### PASSAGE SHOWN
>> start
Crosby & Nash is a double album by Crosby & Nash, released in 2004, the duo's fourth and final studio recording. It was the first studio album by the duo since Whistling Down the Wire 28 years earlier, and proved to be the final album of original material by any grouping of Crosby, Stills, Nash & Young in quartet, trio, or duo configuration. In 2006, a truncated version of this album appeared containing 13 of its tracks on one disc. The song "Michael (Hedges Here)" is in tribute to their friend, guitarist Michael Hedges, who died in 1997. The core band for the album includes James Raymond and Jeff Pevar from Crosby's CPR project, session musicians Leland Sklar and Russ Kunkel who played with Crosby and Nash in the 1970s, and guitarist Dean Parks. All tracks were recorded from January 12, 2004, through February 12, 2004, at Center Staging in Burbank, California and at Kazoo Studios in Kauai.
>> end
### TO BE DONE
1. Condense the paragraph beginning "Crosby & Nash is a double album" from the passage on the Crosby & Nash album into a bulleted list that keeps its main facts.
2. Name every musician the passage on the Crosby & Nash album lists as part of the album's core band.
3. Write the next part of the passage on the Crosby & Nash album, picking up after its final sentence.
The listing is not needed for any of the tasks.

### INFORMATION SHOWN
>> start
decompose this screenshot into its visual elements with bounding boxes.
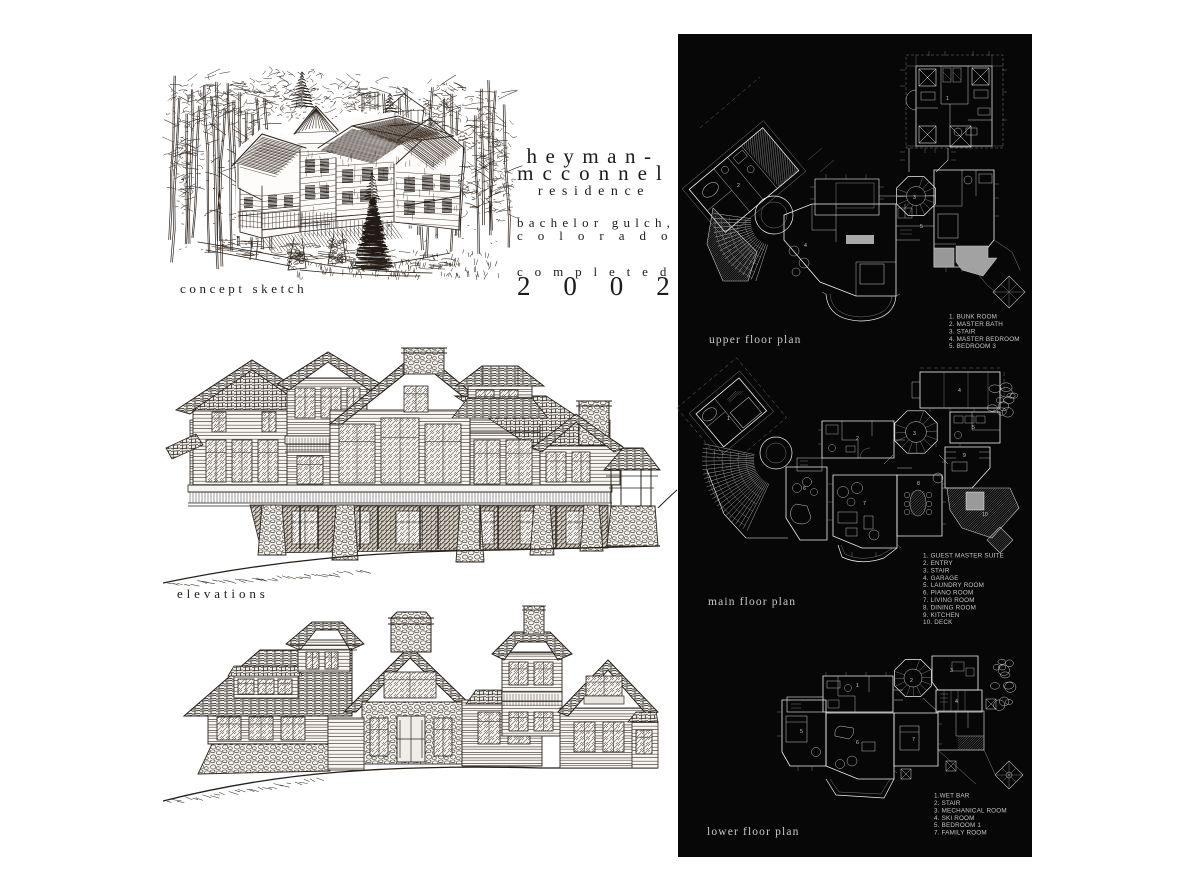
>> end
### ANSWERS GIVEN
1.
- Crosby & Nash, a double album by the duo Crosby & Nash, was released in 2004 as their fourth and final studio recording.
- It was their first studio album in 28 years, since Whistling Down the Wire.
- It was the final album of original material by any grouping of Crosby, Stills, Nash & Young.
- A truncated single-disc version with 13 of its tracks appeared in 2006.
- "Michael (Hedges Here)" pays tribute to their friend, guitarist Michael Hedges, who died in 1997.
- The core band included James Raymond, Jeff Pevar, Leland Sklar, Russ Kunkel and Dean Parks.
- Recording took place from January 12 through February 12, 2004, at Center Staging in Burbank, California, and Kazoo Studios in Kauai.

2. James Raymond, Jeff Pevar, Leland Sklar, Russ Kunkel, Dean Parks

3.
Track listing

Personnel 
 David Crosby – vocals, acoustic guitar
 Graham Nash – vocals, electric piano, acoustic guitar, harmonica
 James Raymond – keyboards
 Matt Rollings – acoustic piano (8, 15, 16)
 Dean Parks – electric guitars, acoustic guitar 
 Jeff Pevar – electric guitars, acoustic guitar 
 Steve Farris – electric guitars (15)
 Dan Dugmore – pedal steel guitar (15)
 Leland Sklar – bass
 Russ Kunkel – drums, percussion
 Luis Conte – percussion (5, 11)
 Kate Markowitz – backing vocals (15)
 Arnold McCuller – backing vocals (15)
 Windy Wagner — backing vocals (15)

Production personnel
 Nathaniel Kunkel – producer, recording, mixing
 David Crosby, Russ Kunkel and Graham Nash – co-producers
 Kevin Plessner, Christine Sirous and Seth Waldmann – assistant engineers
 John Hurst – system engineer 
 Robert Hadley and Doug Sax – mastering at The Mastering Lab (Hollywood, California)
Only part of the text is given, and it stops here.